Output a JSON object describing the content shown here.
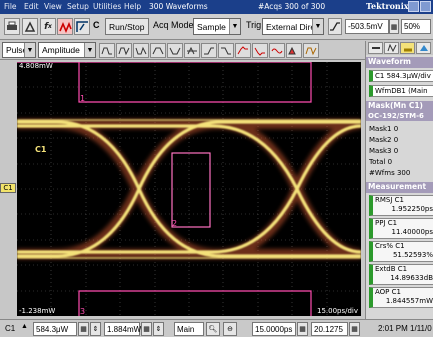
{
  "menu": {
    "items": [
      "File",
      "Edit",
      "View",
      "Setup",
      "Utilities",
      "Help"
    ],
    "waveforms": "300 Waveforms",
    "acqs": "#Acqs  300 of 300",
    "brand": "Tektronix"
  },
  "toolbar": {
    "c_label": "C",
    "run_stop": "Run/Stop",
    "acq_mode_label": "Acq Mode",
    "acq_mode_value": "Sample",
    "trig_label": "Trig",
    "trig_value": "External Direct",
    "trig_level": "-503.5mV",
    "zoom": "50%"
  },
  "toolbar2": {
    "source": "Pulse",
    "measure_type": "Amplitude"
  },
  "display": {
    "top_left": "4.808mW",
    "bottom_left": "-1.238mW",
    "bottom_right": "15.00ps/div",
    "marker_1": "1",
    "marker_2": "2",
    "marker_3": "3",
    "channel_tag": "C1",
    "left_channel": "C1"
  },
  "panel": {
    "waveform_header": "Waveform",
    "channel_row": "C1 584.3μW/div",
    "wfm_row": "WfmDB1 (Main",
    "mask_header": "Mask(Mn C1)",
    "mask_sub": "OC-192/STM-6",
    "mask_lines": [
      "Mask1  0",
      "Mask2  0",
      "Mask3  0",
      "Total   0",
      "#Wfms  300"
    ],
    "meas_header": "Measurement",
    "measurements": [
      {
        "name": "RMSJ  C1",
        "value": "1.952250ps"
      },
      {
        "name": "PPJ  C1",
        "value": "11.40000ps"
      },
      {
        "name": "Crs%  C1",
        "value": "51.52593%"
      },
      {
        "name": "ExtdB  C1",
        "value": "14.89633dB"
      },
      {
        "name": "AOP  C1",
        "value": "1.844557mW"
      }
    ]
  },
  "bottom": {
    "channel": "C1",
    "vscale": "584.3μW",
    "voffset": "1.884mW",
    "timebase_label": "Main",
    "hscale": "15.0000ps",
    "hpos": "20.1275",
    "time": "2:01 PM 1/11/0"
  },
  "colors": {
    "menubar": "#1b3f8a",
    "eye": "#f4e27a",
    "mask": "#ff4db0",
    "accent_green": "#2c9a2c",
    "panel_header": "#a49bb9"
  }
}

────────────────────

# Requirements:
Transcribe the listing in full. Omit the pictures and keep every line exact.

# Full solution:
Output a JSON object describing the content shown here.
{
  "menu": {
    "items": [
      "File",
      "Edit",
      "View",
      "Setup",
      "Utilities",
      "Help"
    ],
    "waveforms": "300 Waveforms",
    "acqs": "#Acqs  300 of 300",
    "brand": "Tektronix"
  },
  "toolbar": {
    "c_label": "C",
    "run_stop": "Run/Stop",
    "acq_mode_label": "Acq Mode",
    "acq_mode_value": "Sample",
    "trig_label": "Trig",
    "trig_value": "External Direct",
    "trig_level": "-503.5mV",
    "zoom": "50%"
  },
  "toolbar2": {
    "source": "Pulse",
    "measure_type": "Amplitude"
  },
  "display": {
    "top_left": "4.808mW",
    "bottom_left": "-1.238mW",
    "bottom_right": "15.00ps/div",
    "marker_1": "1",
    "marker_2": "2",
    "marker_3": "3",
    "channel_tag": "C1",
    "left_channel": "C1"
  },
  "panel": {
    "waveform_header": "Waveform",
    "channel_row": "C1 584.3μW/div",
    "wfm_row": "WfmDB1 (Main",
    "mask_header": "Mask(Mn C1)",
    "mask_sub": "OC-192/STM-6",
    "mask_lines": [
      "Mask1  0",
      "Mask2  0",
      "Mask3  0",
      "Total   0",
      "#Wfms  300"
    ],
    "meas_header": "Measurement",
    "measurements": [
      {
        "name": "RMSJ  C1",
        "value": "1.952250ps"
      },
      {
        "name": "PPJ  C1",
        "value": "11.40000ps"
      },
      {
        "name": "Crs%  C1",
        "value": "51.52593%"
      },
      {
        "name": "ExtdB  C1",
        "value": "14.89633dB"
      },
      {
        "name": "AOP  C1",
        "value": "1.844557mW"
      }
    ]
  },
  "bottom": {
    "channel": "C1",
    "vscale": "584.3μW",
    "voffset": "1.884mW",
    "timebase_label": "Main",
    "hscale": "15.0000ps",
    "hpos": "20.1275",
    "time": "2:01 PM 1/11/0"
  },
  "colors": {
    "menubar": "#1b3f8a",
    "eye": "#f4e27a",
    "mask": "#ff4db0",
    "accent_green": "#2c9a2c",
    "panel_header": "#a49bb9"
  }
}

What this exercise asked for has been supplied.